**What you should do**
Please copy the passage of the Mosul report starting with "Iraqi forces faced" and going on through "said by telephone.", word for word.

**Given text**
· · · · · · ·

A tank gun hidden inside a truck, made by Islamic State militants, to avoid attack from planes are seen at Federal Police Headquarters after being confiscated in Mosul, Iraq July 13, 2017.
A tank gun hidden inside a truck, made by Islamic State militants, to avoid attack from planes are seen at Federal Police Headquarters after being confiscated in Mosul, Iraq July 13, 2017.

Iraqi forces faced further pockets of resistance from Islamic State militants in Mosul's Old City on Friday, four days after the prime minister declared victory.

Iraqi army helicopters flew overhead and explosions could be heard, residents said, while videos of alleged revenge attacks against people detained during the retaking of Mosul underlined future security challenges.

"Three mortars landed on our district," a resident of Faysaliya, in east Mosul, just across the Tigris river, said by telephone.

A few hundred Islamic State insurgents swept into Mosul three years ago, imposed a reign of terror after the Iraqi army collapsed and declared a caliphate spanning Iraqi and Syrian territory seized in a shock offensive.

The victory of U.S.-backed Iraq forces in Mosul marked the biggest defeat for Islamic State, which is under siege in the eastern Syrian city of Raqqa, its operational base.

Even though the Sunni Muslim group's caliphate is now crumbling, it is expected to revert to an insurgency and keep carrying out attacks in the Middle East and West.

Securing long-term peace in Iraq will not be easy.

· · · · · · ·

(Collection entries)
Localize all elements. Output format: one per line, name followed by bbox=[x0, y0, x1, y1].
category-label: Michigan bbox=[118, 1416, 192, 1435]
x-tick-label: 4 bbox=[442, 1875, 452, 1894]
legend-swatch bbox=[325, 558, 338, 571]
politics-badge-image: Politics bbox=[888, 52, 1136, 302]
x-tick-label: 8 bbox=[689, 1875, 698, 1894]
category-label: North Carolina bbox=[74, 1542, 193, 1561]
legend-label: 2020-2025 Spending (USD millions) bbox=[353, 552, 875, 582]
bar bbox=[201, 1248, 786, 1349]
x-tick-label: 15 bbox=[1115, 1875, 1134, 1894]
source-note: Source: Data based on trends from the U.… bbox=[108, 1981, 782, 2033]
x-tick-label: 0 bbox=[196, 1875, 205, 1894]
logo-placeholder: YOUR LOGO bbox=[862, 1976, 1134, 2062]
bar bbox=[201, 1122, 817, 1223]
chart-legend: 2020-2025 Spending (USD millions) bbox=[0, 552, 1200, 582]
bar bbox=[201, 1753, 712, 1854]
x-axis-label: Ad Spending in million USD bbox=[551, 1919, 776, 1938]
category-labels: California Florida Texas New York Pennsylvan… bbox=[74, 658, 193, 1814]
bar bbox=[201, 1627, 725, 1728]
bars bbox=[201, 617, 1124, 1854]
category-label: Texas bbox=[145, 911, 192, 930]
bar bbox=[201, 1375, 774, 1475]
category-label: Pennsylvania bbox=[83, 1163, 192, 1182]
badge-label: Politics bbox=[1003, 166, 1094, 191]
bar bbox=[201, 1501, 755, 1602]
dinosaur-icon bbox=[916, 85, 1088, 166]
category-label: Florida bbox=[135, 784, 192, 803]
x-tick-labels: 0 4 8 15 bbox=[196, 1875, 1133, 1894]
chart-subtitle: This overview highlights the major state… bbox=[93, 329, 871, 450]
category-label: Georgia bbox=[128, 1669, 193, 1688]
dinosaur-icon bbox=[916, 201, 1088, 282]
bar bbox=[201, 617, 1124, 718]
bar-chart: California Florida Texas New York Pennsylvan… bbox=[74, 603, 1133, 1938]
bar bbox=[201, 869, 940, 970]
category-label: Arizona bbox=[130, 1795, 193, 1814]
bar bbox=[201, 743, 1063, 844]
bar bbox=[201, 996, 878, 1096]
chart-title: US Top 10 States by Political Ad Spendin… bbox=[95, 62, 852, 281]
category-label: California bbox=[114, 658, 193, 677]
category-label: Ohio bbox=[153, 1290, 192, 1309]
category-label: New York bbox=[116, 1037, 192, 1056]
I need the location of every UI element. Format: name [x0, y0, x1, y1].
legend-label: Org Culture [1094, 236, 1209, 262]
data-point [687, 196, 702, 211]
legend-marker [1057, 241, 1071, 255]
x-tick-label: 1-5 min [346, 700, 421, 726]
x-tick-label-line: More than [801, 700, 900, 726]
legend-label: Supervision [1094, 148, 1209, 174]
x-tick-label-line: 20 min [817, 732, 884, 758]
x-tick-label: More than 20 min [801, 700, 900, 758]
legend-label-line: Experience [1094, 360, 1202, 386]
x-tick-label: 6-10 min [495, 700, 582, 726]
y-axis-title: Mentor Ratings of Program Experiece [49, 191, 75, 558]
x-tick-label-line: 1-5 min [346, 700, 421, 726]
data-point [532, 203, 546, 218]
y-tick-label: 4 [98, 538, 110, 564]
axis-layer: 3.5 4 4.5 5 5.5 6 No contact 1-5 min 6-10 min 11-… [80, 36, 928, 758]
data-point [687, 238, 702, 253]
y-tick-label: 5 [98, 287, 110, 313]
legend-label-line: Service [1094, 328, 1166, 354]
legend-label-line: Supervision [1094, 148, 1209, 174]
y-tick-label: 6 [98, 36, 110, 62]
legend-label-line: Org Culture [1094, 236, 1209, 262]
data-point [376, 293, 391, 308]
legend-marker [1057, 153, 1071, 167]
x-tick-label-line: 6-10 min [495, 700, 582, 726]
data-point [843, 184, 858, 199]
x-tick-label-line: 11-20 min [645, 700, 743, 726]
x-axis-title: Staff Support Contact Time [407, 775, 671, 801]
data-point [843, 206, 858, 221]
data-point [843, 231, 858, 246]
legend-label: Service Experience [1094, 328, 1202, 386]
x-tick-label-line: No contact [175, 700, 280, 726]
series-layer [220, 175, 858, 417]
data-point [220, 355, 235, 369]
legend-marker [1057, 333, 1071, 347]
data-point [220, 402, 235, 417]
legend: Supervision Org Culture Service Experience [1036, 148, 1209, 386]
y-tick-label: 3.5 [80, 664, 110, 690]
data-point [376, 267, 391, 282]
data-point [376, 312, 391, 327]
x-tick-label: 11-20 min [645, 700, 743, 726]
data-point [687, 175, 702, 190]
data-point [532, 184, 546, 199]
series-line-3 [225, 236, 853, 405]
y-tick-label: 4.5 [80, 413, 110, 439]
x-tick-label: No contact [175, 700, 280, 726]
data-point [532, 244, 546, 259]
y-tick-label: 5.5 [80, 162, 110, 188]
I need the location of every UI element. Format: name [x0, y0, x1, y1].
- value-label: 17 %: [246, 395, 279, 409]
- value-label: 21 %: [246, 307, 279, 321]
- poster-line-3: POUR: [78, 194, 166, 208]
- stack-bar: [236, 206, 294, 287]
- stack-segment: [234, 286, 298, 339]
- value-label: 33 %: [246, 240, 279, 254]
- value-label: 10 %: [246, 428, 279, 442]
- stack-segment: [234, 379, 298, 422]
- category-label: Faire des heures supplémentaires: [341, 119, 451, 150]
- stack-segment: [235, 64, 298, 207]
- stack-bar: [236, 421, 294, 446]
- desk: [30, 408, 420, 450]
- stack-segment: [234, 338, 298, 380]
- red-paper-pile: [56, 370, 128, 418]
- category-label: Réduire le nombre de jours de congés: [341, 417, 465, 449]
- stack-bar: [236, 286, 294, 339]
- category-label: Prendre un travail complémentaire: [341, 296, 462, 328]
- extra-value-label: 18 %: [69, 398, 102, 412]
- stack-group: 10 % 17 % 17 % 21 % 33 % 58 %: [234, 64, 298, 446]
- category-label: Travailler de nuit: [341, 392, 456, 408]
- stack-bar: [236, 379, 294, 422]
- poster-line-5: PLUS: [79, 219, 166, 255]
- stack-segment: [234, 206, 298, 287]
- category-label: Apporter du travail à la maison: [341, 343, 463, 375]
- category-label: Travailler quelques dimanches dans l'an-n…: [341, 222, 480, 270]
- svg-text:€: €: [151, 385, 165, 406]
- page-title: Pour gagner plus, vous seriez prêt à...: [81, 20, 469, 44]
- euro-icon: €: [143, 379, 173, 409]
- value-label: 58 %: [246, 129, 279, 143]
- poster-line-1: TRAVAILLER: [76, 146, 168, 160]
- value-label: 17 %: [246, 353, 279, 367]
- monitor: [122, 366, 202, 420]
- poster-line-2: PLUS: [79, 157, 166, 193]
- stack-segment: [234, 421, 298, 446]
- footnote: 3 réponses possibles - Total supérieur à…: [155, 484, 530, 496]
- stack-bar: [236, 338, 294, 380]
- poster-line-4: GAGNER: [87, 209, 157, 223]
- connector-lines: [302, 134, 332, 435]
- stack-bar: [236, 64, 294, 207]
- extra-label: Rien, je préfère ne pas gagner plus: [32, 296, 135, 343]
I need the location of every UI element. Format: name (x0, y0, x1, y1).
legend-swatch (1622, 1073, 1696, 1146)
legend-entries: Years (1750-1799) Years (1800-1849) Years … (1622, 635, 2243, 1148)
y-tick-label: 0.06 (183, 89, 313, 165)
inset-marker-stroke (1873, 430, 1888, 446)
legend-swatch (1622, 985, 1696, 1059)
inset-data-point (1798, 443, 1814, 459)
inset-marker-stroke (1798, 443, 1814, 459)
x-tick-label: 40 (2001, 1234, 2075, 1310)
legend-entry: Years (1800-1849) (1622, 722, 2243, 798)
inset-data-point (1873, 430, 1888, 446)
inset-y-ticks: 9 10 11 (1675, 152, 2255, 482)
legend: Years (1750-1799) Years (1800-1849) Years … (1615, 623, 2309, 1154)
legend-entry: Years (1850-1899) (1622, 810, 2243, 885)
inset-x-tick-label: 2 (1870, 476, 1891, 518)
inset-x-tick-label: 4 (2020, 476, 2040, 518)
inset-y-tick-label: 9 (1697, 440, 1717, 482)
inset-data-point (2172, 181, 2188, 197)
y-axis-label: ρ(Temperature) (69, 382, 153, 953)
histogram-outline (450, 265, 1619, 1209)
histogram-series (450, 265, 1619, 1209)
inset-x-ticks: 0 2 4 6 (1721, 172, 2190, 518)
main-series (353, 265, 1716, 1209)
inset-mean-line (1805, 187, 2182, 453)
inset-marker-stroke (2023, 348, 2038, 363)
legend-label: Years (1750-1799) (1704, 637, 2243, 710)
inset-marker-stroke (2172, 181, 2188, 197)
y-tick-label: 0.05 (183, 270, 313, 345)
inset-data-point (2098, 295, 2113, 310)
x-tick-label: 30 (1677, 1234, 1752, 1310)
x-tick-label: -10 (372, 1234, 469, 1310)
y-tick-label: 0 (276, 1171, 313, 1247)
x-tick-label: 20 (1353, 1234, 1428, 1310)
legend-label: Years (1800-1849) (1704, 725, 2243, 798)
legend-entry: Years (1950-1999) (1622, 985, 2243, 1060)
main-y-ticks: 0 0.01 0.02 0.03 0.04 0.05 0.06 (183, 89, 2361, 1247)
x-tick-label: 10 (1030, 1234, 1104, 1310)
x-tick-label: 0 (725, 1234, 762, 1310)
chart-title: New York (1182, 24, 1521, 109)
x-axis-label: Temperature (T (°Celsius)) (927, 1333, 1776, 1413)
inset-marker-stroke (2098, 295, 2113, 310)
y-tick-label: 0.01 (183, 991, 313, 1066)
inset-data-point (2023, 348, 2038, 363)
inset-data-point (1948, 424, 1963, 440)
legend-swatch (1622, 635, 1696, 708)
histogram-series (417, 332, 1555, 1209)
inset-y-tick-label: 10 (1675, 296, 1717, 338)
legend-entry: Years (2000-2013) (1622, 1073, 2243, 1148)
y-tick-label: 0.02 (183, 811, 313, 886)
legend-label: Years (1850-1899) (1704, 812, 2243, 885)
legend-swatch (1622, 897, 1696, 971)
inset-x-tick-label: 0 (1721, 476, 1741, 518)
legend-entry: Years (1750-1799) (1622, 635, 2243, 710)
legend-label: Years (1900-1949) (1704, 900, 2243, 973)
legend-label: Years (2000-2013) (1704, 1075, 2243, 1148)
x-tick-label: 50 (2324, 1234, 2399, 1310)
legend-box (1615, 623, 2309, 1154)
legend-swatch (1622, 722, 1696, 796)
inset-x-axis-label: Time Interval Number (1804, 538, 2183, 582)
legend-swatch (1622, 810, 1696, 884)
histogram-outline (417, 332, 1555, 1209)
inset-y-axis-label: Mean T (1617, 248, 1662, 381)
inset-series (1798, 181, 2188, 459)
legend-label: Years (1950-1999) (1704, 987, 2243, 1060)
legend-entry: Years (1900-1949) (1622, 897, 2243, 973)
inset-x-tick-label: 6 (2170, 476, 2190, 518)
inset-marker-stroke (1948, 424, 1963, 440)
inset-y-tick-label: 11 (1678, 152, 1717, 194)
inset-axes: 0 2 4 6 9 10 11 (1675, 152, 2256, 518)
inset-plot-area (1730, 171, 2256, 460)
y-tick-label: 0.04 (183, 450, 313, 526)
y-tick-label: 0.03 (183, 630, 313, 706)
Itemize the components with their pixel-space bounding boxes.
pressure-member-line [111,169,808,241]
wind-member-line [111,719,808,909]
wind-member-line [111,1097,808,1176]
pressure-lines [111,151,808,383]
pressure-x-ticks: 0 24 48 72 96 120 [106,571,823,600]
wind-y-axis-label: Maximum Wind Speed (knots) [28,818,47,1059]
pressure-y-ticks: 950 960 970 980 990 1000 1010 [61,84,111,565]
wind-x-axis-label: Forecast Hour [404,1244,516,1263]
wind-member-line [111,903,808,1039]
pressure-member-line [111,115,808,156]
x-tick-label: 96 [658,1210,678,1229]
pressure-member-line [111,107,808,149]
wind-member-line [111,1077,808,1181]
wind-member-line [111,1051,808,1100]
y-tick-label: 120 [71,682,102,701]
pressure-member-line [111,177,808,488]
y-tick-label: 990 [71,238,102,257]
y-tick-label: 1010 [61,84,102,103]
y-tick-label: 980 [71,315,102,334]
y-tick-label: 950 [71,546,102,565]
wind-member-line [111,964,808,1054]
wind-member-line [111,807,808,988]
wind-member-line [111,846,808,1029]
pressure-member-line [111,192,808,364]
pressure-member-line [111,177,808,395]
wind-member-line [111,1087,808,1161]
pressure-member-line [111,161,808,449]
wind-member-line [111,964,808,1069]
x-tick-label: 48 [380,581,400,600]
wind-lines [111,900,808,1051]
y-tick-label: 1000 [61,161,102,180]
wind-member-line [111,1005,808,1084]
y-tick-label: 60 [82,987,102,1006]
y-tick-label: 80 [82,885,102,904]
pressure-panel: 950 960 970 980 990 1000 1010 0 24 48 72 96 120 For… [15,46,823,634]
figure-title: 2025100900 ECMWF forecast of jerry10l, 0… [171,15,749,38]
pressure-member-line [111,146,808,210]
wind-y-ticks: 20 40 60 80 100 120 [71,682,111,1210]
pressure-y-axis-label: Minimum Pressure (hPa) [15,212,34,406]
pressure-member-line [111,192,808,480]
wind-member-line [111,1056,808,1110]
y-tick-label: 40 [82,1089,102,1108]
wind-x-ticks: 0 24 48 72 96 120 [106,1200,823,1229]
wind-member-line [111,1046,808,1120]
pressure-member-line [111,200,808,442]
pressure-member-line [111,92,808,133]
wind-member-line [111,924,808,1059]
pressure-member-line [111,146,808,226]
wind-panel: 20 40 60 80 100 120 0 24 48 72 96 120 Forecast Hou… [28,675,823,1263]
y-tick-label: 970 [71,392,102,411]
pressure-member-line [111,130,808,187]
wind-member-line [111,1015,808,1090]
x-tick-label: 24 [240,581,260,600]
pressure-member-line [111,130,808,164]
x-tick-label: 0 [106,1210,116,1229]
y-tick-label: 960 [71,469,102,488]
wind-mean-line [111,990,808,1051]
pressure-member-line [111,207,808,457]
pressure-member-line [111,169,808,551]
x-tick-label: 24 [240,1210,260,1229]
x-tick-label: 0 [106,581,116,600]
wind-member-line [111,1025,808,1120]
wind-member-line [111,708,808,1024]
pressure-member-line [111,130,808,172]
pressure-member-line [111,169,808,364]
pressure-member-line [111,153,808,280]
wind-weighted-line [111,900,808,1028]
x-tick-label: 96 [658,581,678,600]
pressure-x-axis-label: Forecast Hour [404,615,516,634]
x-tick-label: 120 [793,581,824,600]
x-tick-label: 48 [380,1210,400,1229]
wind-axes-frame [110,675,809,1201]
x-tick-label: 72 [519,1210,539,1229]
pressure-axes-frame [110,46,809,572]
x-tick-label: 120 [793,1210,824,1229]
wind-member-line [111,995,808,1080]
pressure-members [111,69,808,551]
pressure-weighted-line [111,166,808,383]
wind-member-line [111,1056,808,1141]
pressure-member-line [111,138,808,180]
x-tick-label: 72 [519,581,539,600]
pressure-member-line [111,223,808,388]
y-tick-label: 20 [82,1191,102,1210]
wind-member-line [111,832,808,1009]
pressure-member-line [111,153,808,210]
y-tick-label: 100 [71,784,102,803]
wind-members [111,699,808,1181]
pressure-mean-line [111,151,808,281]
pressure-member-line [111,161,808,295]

· · · · · · ·

**Written solution**
Iraqi forces faced further pockets of resistance from Islamic State militants in Mosul's Old City on Friday, four days after the prime minister declared victory.

Iraqi army helicopters flew overhead and explosions could be heard, residents said, while videos of alleged revenge attacks against people detained during the retaking of Mosul underlined future security challenges.

"Three mortars landed on our district," a resident of Faysaliya, in east Mosul, just across the Tigris river, said by telephone.